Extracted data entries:
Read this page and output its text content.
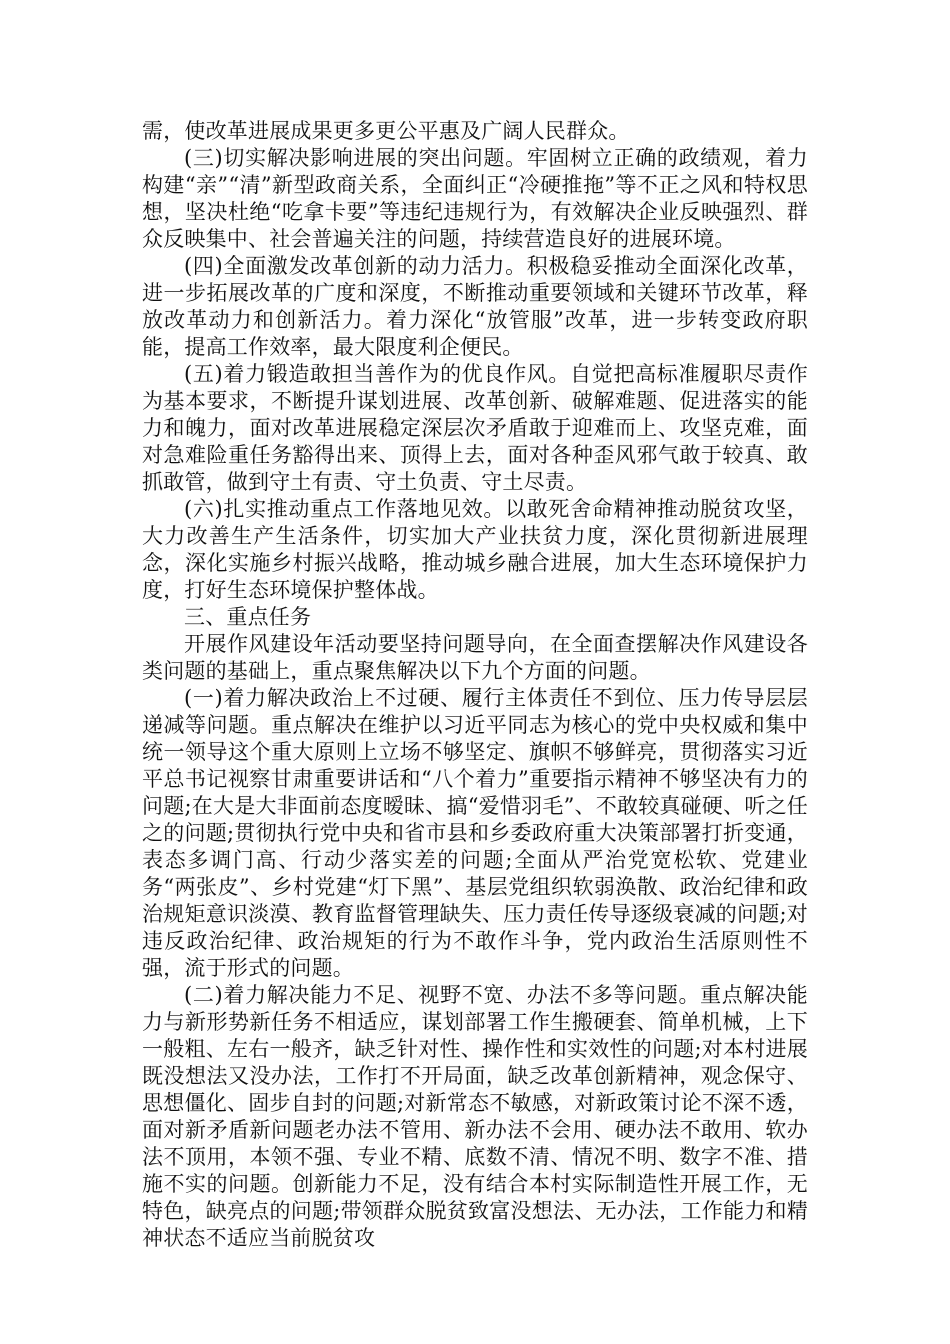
需，使改革进展成果更多更公平惠及广阔人民群众。

(三)切实解决影响进展的突出问题。牢固树立正确的政绩观，着力构建“亲”“清”新型政商关系，全面纠正“冷硬推拖”等不正之风和特权思想，坚决杜绝“吃拿卡要”等违纪违规行为，有效解决企业反映强烈、群众反映集中、社会普遍关注的问题，持续营造良好的进展环境。

(四)全面激发改革创新的动力活力。积极稳妥推动全面深化改革，进一步拓展改革的广度和深度，不断推动重要领域和关键环节改革，释放改革动力和创新活力。着力深化“放管服”改革，进一步转变政府职能，提高工作效率，最大限度利企便民。

(五)着力锻造敢担当善作为的优良作风。自觉把高标准履职尽责作为基本要求，不断提升谋划进展、改革创新、破解难题、促进落实的能力和魄力，面对改革进展稳定深层次矛盾敢于迎难而上、攻坚克难，面对急难险重任务豁得出来、顶得上去，面对各种歪风邪气敢于较真、敢抓敢管，做到守土有责、守土负责、守土尽责。

(六)扎实推动重点工作落地见效。以敢死舍命精神推动脱贫攻坚，大力改善生产生活条件，切实加大产业扶贫力度，深化贯彻新进展理念，深化实施乡村振兴战略，推动城乡融合进展，加大生态环境保护力度，打好生态环境保护整体战。

三、重点任务

开展作风建设年活动要坚持问题导向，在全面查摆解决作风建设各类问题的基础上，重点聚焦解决以下九个方面的问题。

(一)着力解决政治上不过硬、履行主体责任不到位、压力传导层层递减等问题。重点解决在维护以习近平同志为核心的党中央权威和集中统一领导这个重大原则上立场不够坚定、旗帜不够鲜亮，贯彻落实习近平总书记视察甘肃重要讲话和“八个着力”重要指示精神不够坚决有力的问题;在大是大非面前态度暧昧、搞“爱惜羽毛”、不敢较真碰硬、听之任之的问题;贯彻执行党中央和省市县和乡委政府重大决策部署打折变通，表态多调门高、行动少落实差的问题;全面从严治党宽松软、党建业务“两张皮”、乡村党建“灯下黑”、基层党组织软弱涣散、政治纪律和政治规矩意识淡漠、教育监督管理缺失、压力责任传导逐级衰减的问题;对违反政治纪律、政治规矩的行为不敢作斗争，党内政治生活原则性不强，流于形式的问题。

(二)着力解决能力不足、视野不宽、办法不多等问题。重点解决能力与新形势新任务不相适应，谋划部署工作生搬硬套、简单机械，上下一般粗、左右一般齐，缺乏针对性、操作性和实效性的问题;对本村进展既没想法又没办法，工作打不开局面，缺乏改革创新精神，观念保守、思想僵化、固步自封的问题;对新常态不敏感，对新政策讨论不深不透，面对新矛盾新问题老办法不管用、新办法不会用、硬办法不敢用、软办法不顶用，本领不强、专业不精、底数不清、情况不明、数字不准、措施不实的问题。创新能力不足，没有结合本村实际制造性开展工作，无特色，缺亮点的问题;带领群众脱贫致富没想法、无办法，工作能力和精神状态不适应当前脱贫攻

REQUIREMENT>
Print each record exactly as it stands, leaving the images out.

ANSWER BELOW>
Read this page and output its text content.
需，使改革进展成果更多更公平惠及广阔人民群众。

(三)切实解决影响进展的突出问题。牢固树立正确的政绩观，着力构建“亲”“清”新型政商关系，全面纠正“冷硬推拖”等不正之风和特权思想，坚决杜绝“吃拿卡要”等违纪违规行为，有效解决企业反映强烈、群众反映集中、社会普遍关注的问题，持续营造良好的进展环境。

(四)全面激发改革创新的动力活力。积极稳妥推动全面深化改革，进一步拓展改革的广度和深度，不断推动重要领域和关键环节改革，释放改革动力和创新活力。着力深化“放管服”改革，进一步转变政府职能，提高工作效率，最大限度利企便民。

(五)着力锻造敢担当善作为的优良作风。自觉把高标准履职尽责作为基本要求，不断提升谋划进展、改革创新、破解难题、促进落实的能力和魄力，面对改革进展稳定深层次矛盾敢于迎难而上、攻坚克难，面对急难险重任务豁得出来、顶得上去，面对各种歪风邪气敢于较真、敢抓敢管，做到守土有责、守土负责、守土尽责。

(六)扎实推动重点工作落地见效。以敢死舍命精神推动脱贫攻坚，大力改善生产生活条件，切实加大产业扶贫力度，深化贯彻新进展理念，深化实施乡村振兴战略，推动城乡融合进展，加大生态环境保护力度，打好生态环境保护整体战。

三、重点任务

开展作风建设年活动要坚持问题导向，在全面查摆解决作风建设各类问题的基础上，重点聚焦解决以下九个方面的问题。

(一)着力解决政治上不过硬、履行主体责任不到位、压力传导层层递减等问题。重点解决在维护以习近平同志为核心的党中央权威和集中统一领导这个重大原则上立场不够坚定、旗帜不够鲜亮，贯彻落实习近平总书记视察甘肃重要讲话和“八个着力”重要指示精神不够坚决有力的问题;在大是大非面前态度暧昧、搞“爱惜羽毛”、不敢较真碰硬、听之任之的问题;贯彻执行党中央和省市县和乡委政府重大决策部署打折变通，表态多调门高、行动少落实差的问题;全面从严治党宽松软、党建业务“两张皮”、乡村党建“灯下黑”、基层党组织软弱涣散、政治纪律和政治规矩意识淡漠、教育监督管理缺失、压力责任传导逐级衰减的问题;对违反政治纪律、政治规矩的行为不敢作斗争，党内政治生活原则性不强，流于形式的问题。

(二)着力解决能力不足、视野不宽、办法不多等问题。重点解决能力与新形势新任务不相适应，谋划部署工作生搬硬套、简单机械，上下一般粗、左右一般齐，缺乏针对性、操作性和实效性的问题;对本村进展既没想法又没办法，工作打不开局面，缺乏改革创新精神，观念保守、思想僵化、固步自封的问题;对新常态不敏感，对新政策讨论不深不透，面对新矛盾新问题老办法不管用、新办法不会用、硬办法不敢用、软办法不顶用，本领不强、专业不精、底数不清、情况不明、数字不准、措施不实的问题。创新能力不足，没有结合本村实际制造性开展工作，无特色，缺亮点的问题;带领群众脱贫致富没想法、无办法，工作能力和精神状态不适应当前脱贫攻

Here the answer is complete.